> _WHAT TO WORK ON_: Look for the word "JSON" in the entries below, then copy every line that has it.

** Start RECORDED DATA **

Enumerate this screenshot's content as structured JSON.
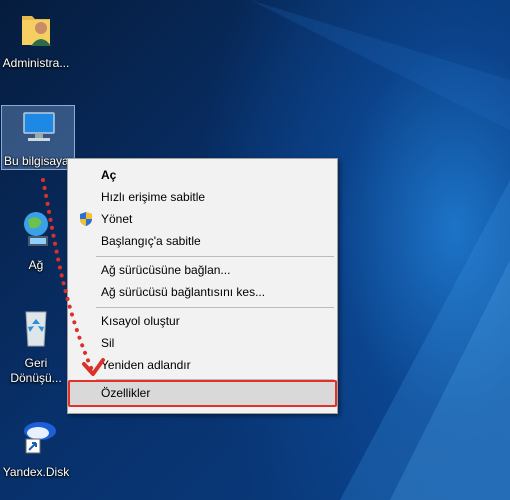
{
  "desktop": {
    "icons": [
      {
        "label": "Administra..."
      },
      {
        "label": "Bu bilgisayar"
      },
      {
        "label": "Ağ"
      },
      {
        "label": "Geri\nDönüşü..."
      },
      {
        "label": "Yandex.Disk"
      }
    ]
  },
  "context_menu": {
    "items": [
      {
        "label": "Aç",
        "bold": true
      },
      {
        "label": "Hızlı erişime sabitle"
      },
      {
        "label": "Yönet",
        "icon": "uac-shield-icon"
      },
      {
        "label": "Başlangıç'a sabitle"
      },
      {
        "label": "Ağ sürücüsüne bağlan..."
      },
      {
        "label": "Ağ sürücüsü bağlantısını kes..."
      },
      {
        "label": "Kısayol oluştur"
      },
      {
        "label": "Sil"
      },
      {
        "label": "Yeniden adlandır"
      },
      {
        "label": "Özellikler",
        "highlighted": true
      }
    ]
  },
  "annotation": {
    "arrow_color": "#d8322b",
    "highlight_color": "#e2302a"
  }
}
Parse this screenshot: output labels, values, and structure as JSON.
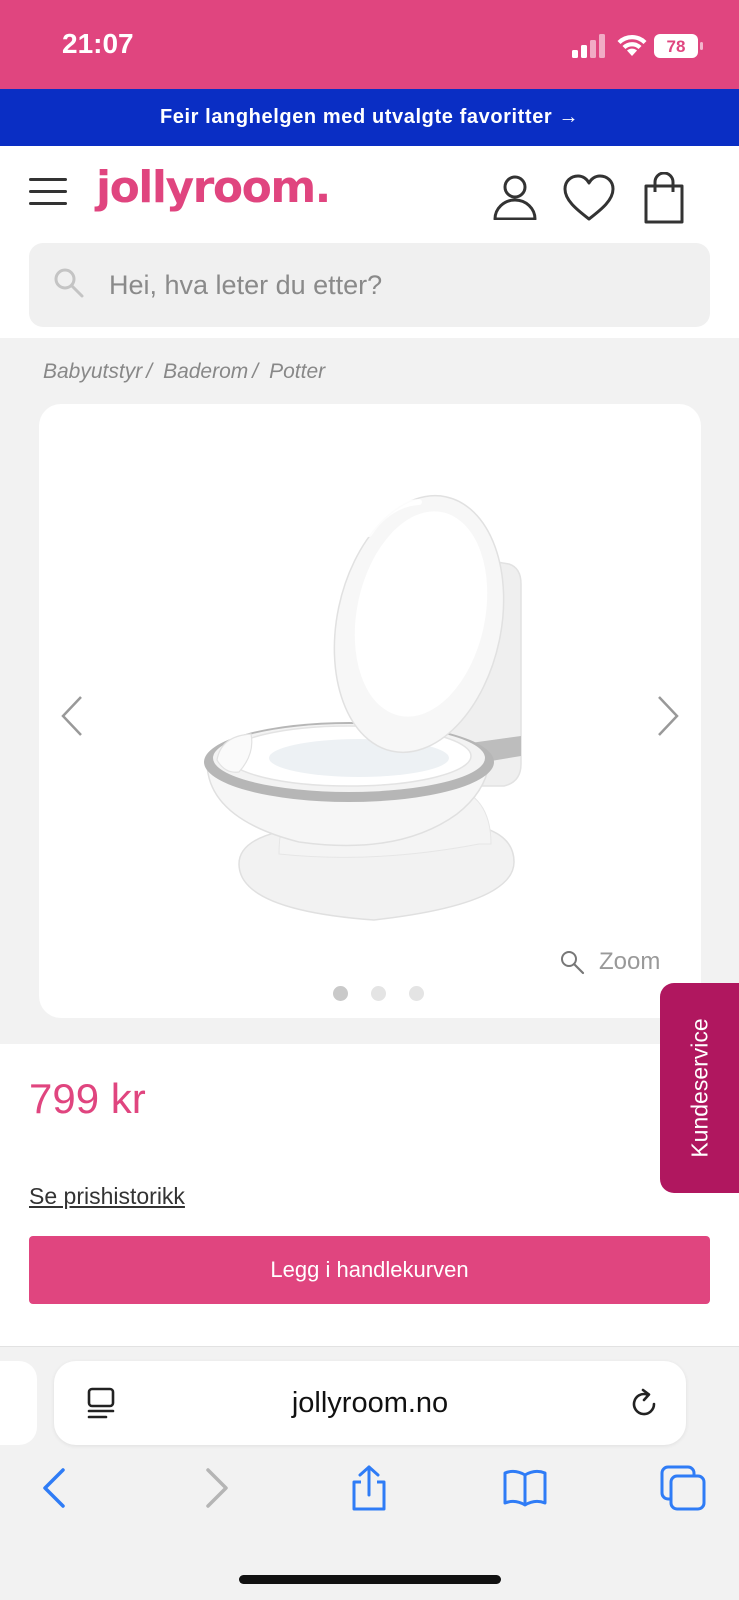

** End RECORDED DATA **

> _SOLUTION BELOW_:
Enumerate this screenshot's content as structured JSON.
Parse this screenshot: output labels, values, and structure as JSON.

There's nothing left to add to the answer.